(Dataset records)
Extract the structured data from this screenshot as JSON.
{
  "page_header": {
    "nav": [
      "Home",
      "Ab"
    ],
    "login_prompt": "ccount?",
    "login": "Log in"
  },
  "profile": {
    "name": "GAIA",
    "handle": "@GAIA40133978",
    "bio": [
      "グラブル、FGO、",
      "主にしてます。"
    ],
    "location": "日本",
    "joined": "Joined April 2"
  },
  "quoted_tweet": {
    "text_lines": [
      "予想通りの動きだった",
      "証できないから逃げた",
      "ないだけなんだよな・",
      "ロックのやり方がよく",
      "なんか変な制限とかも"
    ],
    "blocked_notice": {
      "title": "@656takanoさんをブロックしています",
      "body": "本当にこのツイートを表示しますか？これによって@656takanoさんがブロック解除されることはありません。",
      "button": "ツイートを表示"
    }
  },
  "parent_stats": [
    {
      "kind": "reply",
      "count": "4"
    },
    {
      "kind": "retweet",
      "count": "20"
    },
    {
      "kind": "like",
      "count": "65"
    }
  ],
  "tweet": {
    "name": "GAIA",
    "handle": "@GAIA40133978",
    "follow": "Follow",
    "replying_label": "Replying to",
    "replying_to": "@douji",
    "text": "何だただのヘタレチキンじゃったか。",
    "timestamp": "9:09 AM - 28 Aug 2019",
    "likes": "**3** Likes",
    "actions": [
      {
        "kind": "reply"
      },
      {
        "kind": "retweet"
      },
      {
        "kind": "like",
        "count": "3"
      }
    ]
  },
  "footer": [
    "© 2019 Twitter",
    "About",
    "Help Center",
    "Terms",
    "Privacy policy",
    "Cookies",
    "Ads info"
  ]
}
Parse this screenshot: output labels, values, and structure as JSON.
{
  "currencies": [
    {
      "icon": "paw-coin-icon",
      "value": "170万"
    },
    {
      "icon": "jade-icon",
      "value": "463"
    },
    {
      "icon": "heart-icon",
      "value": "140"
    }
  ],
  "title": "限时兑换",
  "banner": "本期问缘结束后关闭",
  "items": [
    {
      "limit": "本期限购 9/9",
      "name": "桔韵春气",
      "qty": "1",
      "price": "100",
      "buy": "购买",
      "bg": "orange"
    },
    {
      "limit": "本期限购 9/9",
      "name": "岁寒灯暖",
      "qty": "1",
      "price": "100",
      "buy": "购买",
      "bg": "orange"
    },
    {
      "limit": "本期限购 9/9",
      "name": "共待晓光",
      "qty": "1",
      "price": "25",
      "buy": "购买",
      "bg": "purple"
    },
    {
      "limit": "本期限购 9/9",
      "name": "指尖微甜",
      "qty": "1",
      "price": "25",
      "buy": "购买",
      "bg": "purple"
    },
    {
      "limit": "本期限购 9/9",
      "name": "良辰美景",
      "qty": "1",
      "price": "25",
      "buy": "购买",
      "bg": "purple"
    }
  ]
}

* **WHAT IS ASKED**
From the entries above, return each line with the word "title" in it.

* **ANSWER TO THIS TASK**
      "title": "@656takanoさんをブロックしています",
  "title": "限时兑换",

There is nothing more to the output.